(Lines of data)
══════════

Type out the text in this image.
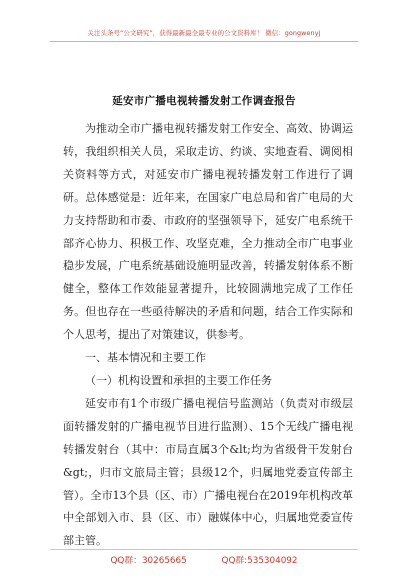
关注头条号“公文研究”，获得最新最全最专业的公文资料库！ 微信：gongwenyj
延安市广播电视转播发射工作调查报告

为推动全市广播电视转播发射工作安全、高效、协调运转，我组织相关人员，采取走访、约谈、实地查看、调阅相关资料等方式，对延安市广播电视转播发射工作进行了调研。总体感觉是：近年来，在国家广电总局和省广电局的大力支持帮助和市委、市政府的坚强领导下，延安广电系统干部齐心协力、积极工作、攻坚克难，全力推动全市广电事业稳步发展，广电系统基础设施明显改善，转播发射体系不断健全，整体工作效能显著提升，比较圆满地完成了工作任务。但也存在一些亟待解决的矛盾和问题，结合工作实际和个人思考，提出了对策建议，供参考。

一、基本情况和主要工作

（一）机构设置和承担的主要工作任务

延安市有1个市级广播电视信号监测站（负责对市级层面转播发射的广播电视节目进行监测）、15个无线广播电视转播发射台（其中：市局直属3个&lt;均为省级骨干发射台&gt;，归市文旅局主管；县级12个，归属地党委宣传部主管）。全市13个县（区、市）广播电视台在2019年机构改革中全部划入市、县（区、市）融媒体中心，归属地党委宣传部主管。

QQ群：30265665	QQ群:535304092
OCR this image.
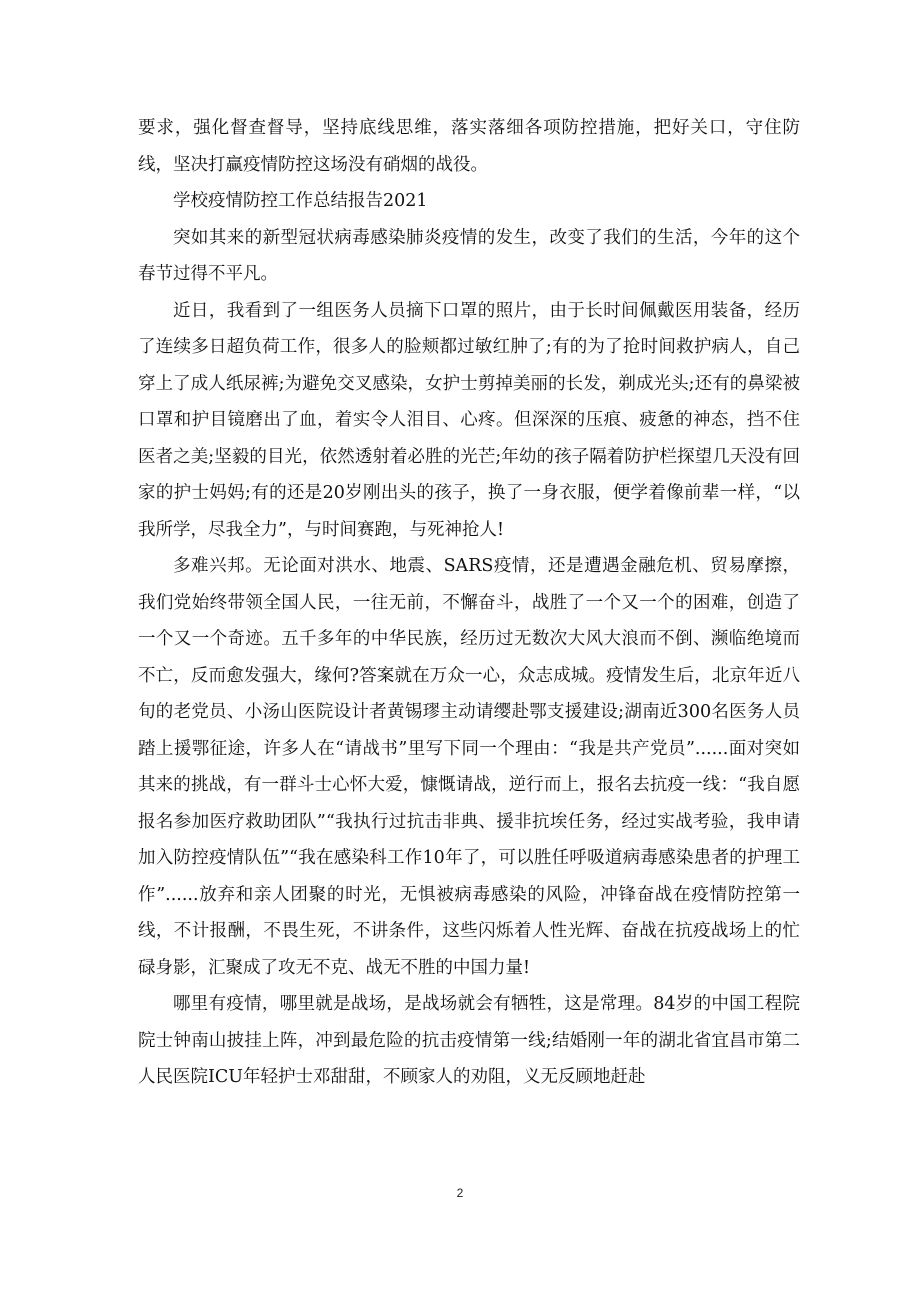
要求，强化督查督导，坚持底线思维，落实落细各项防控措施，把好关口，守住防线，坚决打赢疫情防控这场没有硝烟的战役。

学校疫情防控工作总结报告2021

突如其来的新型冠状病毒感染肺炎疫情的发生，改变了我们的生活，今年的这个春节过得不平凡。

近日，我看到了一组医务人员摘下口罩的照片，由于长时间佩戴医用装备，经历了连续多日超负荷工作，很多人的脸颊都过敏红肿了;有的为了抢时间救护病人，自己穿上了成人纸尿裤;为避免交叉感染，女护士剪掉美丽的长发，剃成光头;还有的鼻梁被口罩和护目镜磨出了血，着实令人泪目、心疼。但深深的压痕、疲惫的神态，挡不住医者之美;坚毅的目光，依然透射着必胜的光芒;年幼的孩子隔着防护栏探望几天没有回家的护士妈妈;有的还是20岁刚出头的孩子，换了一身衣服，便学着像前辈一样，“以我所学，尽我全力”，与时间赛跑，与死神抢人!

多难兴邦。无论面对洪水、地震、SARS疫情，还是遭遇金融危机、贸易摩擦，我们党始终带领全国人民，一往无前，不懈奋斗，战胜了一个又一个的困难，创造了一个又一个奇迹。五千多年的中华民族，经历过无数次大风大浪而不倒、濒临绝境而不亡，反而愈发强大，缘何?答案就在万众一心，众志成城。疫情发生后，北京年近八旬的老党员、小汤山医院设计者黄锡璆主动请缨赴鄂支援建设;湖南近300名医务人员踏上援鄂征途，许多人在“请战书”里写下同一个理由：“我是共产党员”......面对突如其来的挑战，有一群斗士心怀大爱，慷慨请战，逆行而上，报名去抗疫一线：“我自愿报名参加医疗救助团队”“我执行过抗击非典、援非抗埃任务，经过实战考验，我申请加入防控疫情队伍”“我在感染科工作10年了，可以胜任呼吸道病毒感染患者的护理工作”......放弃和亲人团聚的时光，无惧被病毒感染的风险，冲锋奋战在疫情防控第一线，不计报酬，不畏生死，不讲条件，这些闪烁着人性光辉、奋战在抗疫战场上的忙碌身影，汇聚成了攻无不克、战无不胜的中国力量!

哪里有疫情，哪里就是战场，是战场就会有牺牲，这是常理。84岁的中国工程院院士钟南山披挂上阵，冲到最危险的抗击疫情第一线;结婚刚一年的湖北省宜昌市第二人民医院ICU年轻护士邓甜甜，不顾家人的劝阻，义无反顾地赶赴

2
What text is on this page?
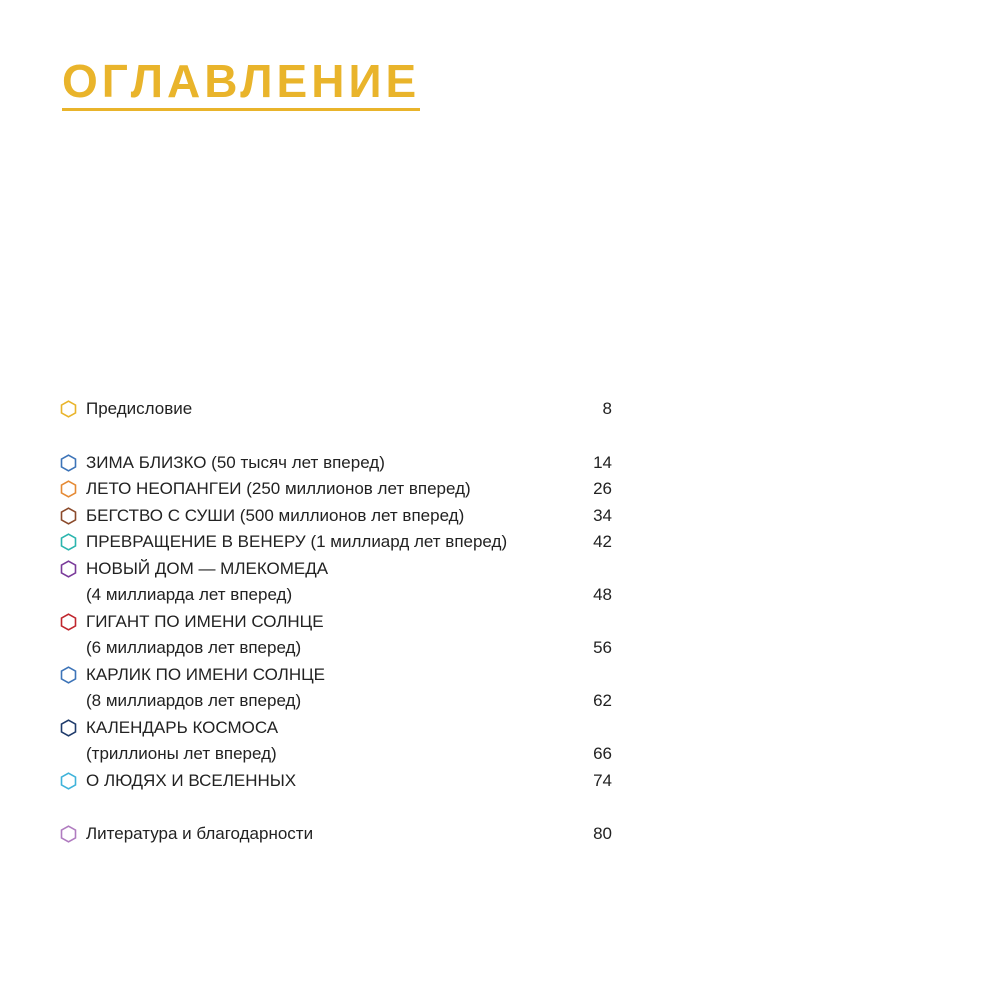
ОГЛАВЛЕНИЕ
Предисловие	8
ЗИМА БЛИЗКО (50 тысяч лет вперед)	14
ЛЕТО НЕОПАНГЕИ (250 миллионов лет вперед)	26
БЕГСТВО С СУШИ (500 миллионов лет вперед)	34
ПРЕВРАЩЕНИЕ В ВЕНЕРУ (1 миллиард лет вперед)	42
НОВЫЙ ДОМ — МЛЕКОМЕДА
(4 миллиарда лет вперед)	48
ГИГАНТ ПО ИМЕНИ СОЛНЦЕ
(6 миллиардов лет вперед)	56
КАРЛИК ПО ИМЕНИ СОЛНЦЕ
(8 миллиардов лет вперед)	62
КАЛЕНДАРЬ КОСМОСА
(триллионы лет вперед)	66
О ЛЮДЯХ И ВСЕЛЕННЫХ	74
Литература и благодарности	80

══════════

Problem to solve
Can the entries above be repeated exactly, without their pictures?

Answer below
Type out the text in this image.
关注头条号“公文研究”，获得最新最全最专业的公文资料库！ 微信：gongwenyj
延安市广播电视转播发射工作调查报告

为推动全市广播电视转播发射工作安全、高效、协调运转，我组织相关人员，采取走访、约谈、实地查看、调阅相关资料等方式，对延安市广播电视转播发射工作进行了调研。总体感觉是：近年来，在国家广电总局和省广电局的大力支持帮助和市委、市政府的坚强领导下，延安广电系统干部齐心协力、积极工作、攻坚克难，全力推动全市广电事业稳步发展，广电系统基础设施明显改善，转播发射体系不断健全，整体工作效能显著提升，比较圆满地完成了工作任务。但也存在一些亟待解决的矛盾和问题，结合工作实际和个人思考，提出了对策建议，供参考。

一、基本情况和主要工作

（一）机构设置和承担的主要工作任务

延安市有1个市级广播电视信号监测站（负责对市级层面转播发射的广播电视节目进行监测）、15个无线广播电视转播发射台（其中：市局直属3个&lt;均为省级骨干发射台&gt;，归市文旅局主管；县级12个，归属地党委宣传部主管）。全市13个县（区、市）广播电视台在2019年机构改革中全部划入市、县（区、市）融媒体中心，归属地党委宣传部主管。

QQ群：30265665	QQ群:535304092
OCR this image.
要求，强化督查督导，坚持底线思维，落实落细各项防控措施，把好关口，守住防线，坚决打赢疫情防控这场没有硝烟的战役。

学校疫情防控工作总结报告2021

突如其来的新型冠状病毒感染肺炎疫情的发生，改变了我们的生活，今年的这个春节过得不平凡。

近日，我看到了一组医务人员摘下口罩的照片，由于长时间佩戴医用装备，经历了连续多日超负荷工作，很多人的脸颊都过敏红肿了;有的为了抢时间救护病人，自己穿上了成人纸尿裤;为避免交叉感染，女护士剪掉美丽的长发，剃成光头;还有的鼻梁被口罩和护目镜磨出了血，着实令人泪目、心疼。但深深的压痕、疲惫的神态，挡不住医者之美;坚毅的目光，依然透射着必胜的光芒;年幼的孩子隔着防护栏探望几天没有回家的护士妈妈;有的还是20岁刚出头的孩子，换了一身衣服，便学着像前辈一样，“以我所学，尽我全力”，与时间赛跑，与死神抢人!

多难兴邦。无论面对洪水、地震、SARS疫情，还是遭遇金融危机、贸易摩擦，我们党始终带领全国人民，一往无前，不懈奋斗，战胜了一个又一个的困难，创造了一个又一个奇迹。五千多年的中华民族，经历过无数次大风大浪而不倒、濒临绝境而不亡，反而愈发强大，缘何?答案就在万众一心，众志成城。疫情发生后，北京年近八旬的老党员、小汤山医院设计者黄锡璆主动请缨赴鄂支援建设;湖南近300名医务人员踏上援鄂征途，许多人在“请战书”里写下同一个理由：“我是共产党员”......面对突如其来的挑战，有一群斗士心怀大爱，慷慨请战，逆行而上，报名去抗疫一线：“我自愿报名参加医疗救助团队”“我执行过抗击非典、援非抗埃任务，经过实战考验，我申请加入防控疫情队伍”“我在感染科工作10年了，可以胜任呼吸道病毒感染患者的护理工作”......放弃和亲人团聚的时光，无惧被病毒感染的风险，冲锋奋战在疫情防控第一线，不计报酬，不畏生死，不讲条件，这些闪烁着人性光辉、奋战在抗疫战场上的忙碌身影，汇聚成了攻无不克、战无不胜的中国力量!

哪里有疫情，哪里就是战场，是战场就会有牺牲，这是常理。84岁的中国工程院院士钟南山披挂上阵，冲到最危险的抗击疫情第一线;结婚刚一年的湖北省宜昌市第二人民医院ICU年轻护士邓甜甜，不顾家人的劝阻，义无反顾地赶赴

2
What text is on this page?
ОГЛАВЛЕНИЕ
Предисловие	8
ЗИМА БЛИЗКО (50 тысяч лет вперед)	14
ЛЕТО НЕОПАНГЕИ (250 миллионов лет вперед)	26
БЕГСТВО С СУШИ (500 миллионов лет вперед)	34
ПРЕВРАЩЕНИЕ В ВЕНЕРУ (1 миллиард лет вперед)	42
НОВЫЙ ДОМ — МЛЕКОМЕДА
(4 миллиарда лет вперед)	48
ГИГАНТ ПО ИМЕНИ СОЛНЦЕ
(6 миллиардов лет вперед)	56
КАРЛИК ПО ИМЕНИ СОЛНЦЕ
(8 миллиардов лет вперед)	62
КАЛЕНДАРЬ КОСМОСА
(триллионы лет вперед)	66
О ЛЮДЯХ И ВСЕЛЕННЫХ	74
Литература и благодарности	80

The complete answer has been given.